→ Short problem
Identify all lines in the listing that include the word "고려하지", and copy them out.

→ Input data
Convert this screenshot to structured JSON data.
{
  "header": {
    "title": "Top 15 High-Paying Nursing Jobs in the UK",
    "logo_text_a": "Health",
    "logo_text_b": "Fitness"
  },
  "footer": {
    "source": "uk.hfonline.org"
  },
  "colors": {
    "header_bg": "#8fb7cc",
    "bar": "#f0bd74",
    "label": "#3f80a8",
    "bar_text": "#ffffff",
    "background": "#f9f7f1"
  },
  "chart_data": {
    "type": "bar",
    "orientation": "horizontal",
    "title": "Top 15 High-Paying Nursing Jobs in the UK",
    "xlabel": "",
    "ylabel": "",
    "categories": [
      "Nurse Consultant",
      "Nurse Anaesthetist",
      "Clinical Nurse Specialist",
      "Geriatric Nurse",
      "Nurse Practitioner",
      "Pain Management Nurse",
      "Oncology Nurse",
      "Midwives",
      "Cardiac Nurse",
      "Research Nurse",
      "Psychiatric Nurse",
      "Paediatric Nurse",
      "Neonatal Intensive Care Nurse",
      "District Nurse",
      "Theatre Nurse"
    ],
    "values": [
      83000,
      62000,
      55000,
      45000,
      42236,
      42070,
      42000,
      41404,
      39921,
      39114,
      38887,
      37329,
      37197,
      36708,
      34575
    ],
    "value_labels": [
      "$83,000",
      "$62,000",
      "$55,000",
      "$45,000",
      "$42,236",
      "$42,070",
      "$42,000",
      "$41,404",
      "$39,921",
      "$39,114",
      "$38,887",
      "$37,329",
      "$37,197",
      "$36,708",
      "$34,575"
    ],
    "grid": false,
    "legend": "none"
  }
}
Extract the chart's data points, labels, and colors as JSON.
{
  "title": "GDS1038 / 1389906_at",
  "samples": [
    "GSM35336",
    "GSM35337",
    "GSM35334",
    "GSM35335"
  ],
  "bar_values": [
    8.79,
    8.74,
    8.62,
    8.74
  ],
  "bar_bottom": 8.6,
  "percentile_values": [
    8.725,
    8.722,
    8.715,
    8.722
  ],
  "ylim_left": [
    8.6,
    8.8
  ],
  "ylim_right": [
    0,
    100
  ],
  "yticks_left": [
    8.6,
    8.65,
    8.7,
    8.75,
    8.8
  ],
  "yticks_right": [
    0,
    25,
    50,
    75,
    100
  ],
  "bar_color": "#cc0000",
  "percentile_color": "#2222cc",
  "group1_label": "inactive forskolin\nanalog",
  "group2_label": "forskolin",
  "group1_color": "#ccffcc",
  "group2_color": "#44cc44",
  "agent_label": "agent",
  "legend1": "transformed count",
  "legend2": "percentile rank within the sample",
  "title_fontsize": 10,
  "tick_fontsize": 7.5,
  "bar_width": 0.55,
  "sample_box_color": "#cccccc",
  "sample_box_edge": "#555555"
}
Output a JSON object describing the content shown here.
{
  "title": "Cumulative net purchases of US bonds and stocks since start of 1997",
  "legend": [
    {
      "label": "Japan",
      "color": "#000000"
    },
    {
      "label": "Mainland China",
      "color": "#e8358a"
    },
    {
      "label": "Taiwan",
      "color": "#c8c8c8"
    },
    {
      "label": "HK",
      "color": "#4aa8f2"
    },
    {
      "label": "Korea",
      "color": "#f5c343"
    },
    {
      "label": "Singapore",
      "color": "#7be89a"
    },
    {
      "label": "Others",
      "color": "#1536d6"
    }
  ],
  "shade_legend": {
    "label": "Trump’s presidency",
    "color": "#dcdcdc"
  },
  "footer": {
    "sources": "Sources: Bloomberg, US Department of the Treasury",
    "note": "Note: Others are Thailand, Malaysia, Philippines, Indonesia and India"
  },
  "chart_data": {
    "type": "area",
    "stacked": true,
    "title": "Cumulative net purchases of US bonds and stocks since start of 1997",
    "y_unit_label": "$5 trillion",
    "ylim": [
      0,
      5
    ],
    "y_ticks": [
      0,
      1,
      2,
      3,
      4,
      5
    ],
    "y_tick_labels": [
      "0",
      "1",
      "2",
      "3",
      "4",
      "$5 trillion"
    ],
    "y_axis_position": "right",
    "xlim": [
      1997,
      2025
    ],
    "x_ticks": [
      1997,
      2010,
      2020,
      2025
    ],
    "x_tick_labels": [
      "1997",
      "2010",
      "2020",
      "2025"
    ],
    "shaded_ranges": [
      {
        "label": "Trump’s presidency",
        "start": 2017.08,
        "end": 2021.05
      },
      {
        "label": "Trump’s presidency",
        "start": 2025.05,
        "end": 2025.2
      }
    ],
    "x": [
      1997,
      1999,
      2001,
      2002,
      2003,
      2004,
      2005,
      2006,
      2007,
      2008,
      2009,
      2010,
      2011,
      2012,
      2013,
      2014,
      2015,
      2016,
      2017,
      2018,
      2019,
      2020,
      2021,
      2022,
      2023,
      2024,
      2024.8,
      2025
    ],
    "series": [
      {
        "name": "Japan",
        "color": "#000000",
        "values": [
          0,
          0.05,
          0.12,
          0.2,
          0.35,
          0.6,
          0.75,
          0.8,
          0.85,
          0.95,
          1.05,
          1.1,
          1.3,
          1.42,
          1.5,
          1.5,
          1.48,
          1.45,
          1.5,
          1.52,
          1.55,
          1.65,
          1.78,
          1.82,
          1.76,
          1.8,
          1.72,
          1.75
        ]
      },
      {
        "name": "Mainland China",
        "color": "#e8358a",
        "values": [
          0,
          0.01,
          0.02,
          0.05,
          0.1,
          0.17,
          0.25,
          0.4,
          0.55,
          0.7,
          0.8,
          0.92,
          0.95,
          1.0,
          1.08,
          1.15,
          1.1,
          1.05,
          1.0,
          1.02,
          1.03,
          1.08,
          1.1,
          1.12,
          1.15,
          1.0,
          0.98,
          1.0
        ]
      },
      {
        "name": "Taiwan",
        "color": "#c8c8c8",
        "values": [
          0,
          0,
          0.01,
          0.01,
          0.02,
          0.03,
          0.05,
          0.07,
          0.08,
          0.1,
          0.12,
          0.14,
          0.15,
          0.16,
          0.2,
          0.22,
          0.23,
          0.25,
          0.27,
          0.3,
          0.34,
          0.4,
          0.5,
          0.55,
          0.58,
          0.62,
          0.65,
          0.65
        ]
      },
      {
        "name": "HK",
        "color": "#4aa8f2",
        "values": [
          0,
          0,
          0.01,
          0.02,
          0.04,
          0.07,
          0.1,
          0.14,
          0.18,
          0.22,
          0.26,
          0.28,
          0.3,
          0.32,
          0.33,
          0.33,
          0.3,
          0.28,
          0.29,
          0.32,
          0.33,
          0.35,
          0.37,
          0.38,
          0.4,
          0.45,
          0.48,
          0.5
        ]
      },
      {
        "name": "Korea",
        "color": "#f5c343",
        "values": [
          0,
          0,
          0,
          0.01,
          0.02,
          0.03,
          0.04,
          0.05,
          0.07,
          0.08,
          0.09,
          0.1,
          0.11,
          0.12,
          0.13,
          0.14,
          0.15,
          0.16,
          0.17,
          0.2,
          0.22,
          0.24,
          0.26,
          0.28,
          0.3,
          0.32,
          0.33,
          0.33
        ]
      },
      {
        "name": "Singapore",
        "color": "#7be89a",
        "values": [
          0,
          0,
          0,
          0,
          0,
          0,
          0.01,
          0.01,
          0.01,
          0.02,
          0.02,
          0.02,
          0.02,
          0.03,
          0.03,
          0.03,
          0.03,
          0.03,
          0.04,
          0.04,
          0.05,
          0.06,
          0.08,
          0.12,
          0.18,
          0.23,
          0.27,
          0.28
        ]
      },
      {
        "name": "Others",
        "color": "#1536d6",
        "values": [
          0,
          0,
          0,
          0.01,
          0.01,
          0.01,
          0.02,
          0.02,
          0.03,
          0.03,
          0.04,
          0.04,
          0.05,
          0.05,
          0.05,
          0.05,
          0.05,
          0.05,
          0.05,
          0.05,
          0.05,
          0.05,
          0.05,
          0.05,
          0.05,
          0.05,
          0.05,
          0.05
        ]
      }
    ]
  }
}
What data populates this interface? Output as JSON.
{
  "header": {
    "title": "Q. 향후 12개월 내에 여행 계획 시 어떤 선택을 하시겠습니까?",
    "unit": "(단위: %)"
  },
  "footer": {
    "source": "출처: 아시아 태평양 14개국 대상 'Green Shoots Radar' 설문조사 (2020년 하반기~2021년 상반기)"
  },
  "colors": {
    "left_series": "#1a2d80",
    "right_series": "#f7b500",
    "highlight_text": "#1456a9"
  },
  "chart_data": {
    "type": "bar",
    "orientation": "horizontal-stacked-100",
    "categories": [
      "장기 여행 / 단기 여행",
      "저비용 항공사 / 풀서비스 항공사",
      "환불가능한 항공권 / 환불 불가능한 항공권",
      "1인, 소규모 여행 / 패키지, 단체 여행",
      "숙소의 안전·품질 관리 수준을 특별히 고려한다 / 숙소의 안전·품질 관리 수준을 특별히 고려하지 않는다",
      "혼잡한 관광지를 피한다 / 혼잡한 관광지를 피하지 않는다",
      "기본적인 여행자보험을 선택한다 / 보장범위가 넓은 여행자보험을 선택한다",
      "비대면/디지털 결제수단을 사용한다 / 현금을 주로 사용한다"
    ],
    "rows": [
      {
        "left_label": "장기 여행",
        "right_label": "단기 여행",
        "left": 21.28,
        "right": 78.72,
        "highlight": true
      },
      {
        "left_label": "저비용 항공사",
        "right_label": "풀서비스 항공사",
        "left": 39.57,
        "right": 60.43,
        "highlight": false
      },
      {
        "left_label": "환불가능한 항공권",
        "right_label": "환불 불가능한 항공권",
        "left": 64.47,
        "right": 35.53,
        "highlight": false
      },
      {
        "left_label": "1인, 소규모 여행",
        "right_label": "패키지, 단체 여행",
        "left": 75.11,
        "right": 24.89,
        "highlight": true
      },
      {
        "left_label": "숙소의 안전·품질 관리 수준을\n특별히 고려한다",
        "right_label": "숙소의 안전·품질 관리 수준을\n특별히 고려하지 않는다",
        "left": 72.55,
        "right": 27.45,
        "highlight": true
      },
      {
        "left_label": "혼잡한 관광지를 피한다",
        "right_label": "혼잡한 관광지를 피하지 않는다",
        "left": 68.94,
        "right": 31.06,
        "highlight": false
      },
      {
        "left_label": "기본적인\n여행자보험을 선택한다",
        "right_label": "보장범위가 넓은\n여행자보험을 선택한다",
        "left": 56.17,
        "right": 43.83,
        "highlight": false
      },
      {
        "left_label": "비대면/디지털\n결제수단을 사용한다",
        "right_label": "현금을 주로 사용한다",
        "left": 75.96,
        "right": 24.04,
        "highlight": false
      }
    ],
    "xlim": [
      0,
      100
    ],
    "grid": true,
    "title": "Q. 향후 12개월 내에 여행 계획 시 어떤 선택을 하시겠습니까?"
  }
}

→ Completed exercise
      "숙소의 안전·품질 관리 수준을 특별히 고려한다 / 숙소의 안전·품질 관리 수준을 특별히 고려하지 않는다",
        "right_label": "숙소의 안전·품질 관리 수준을\n특별히 고려하지 않는다",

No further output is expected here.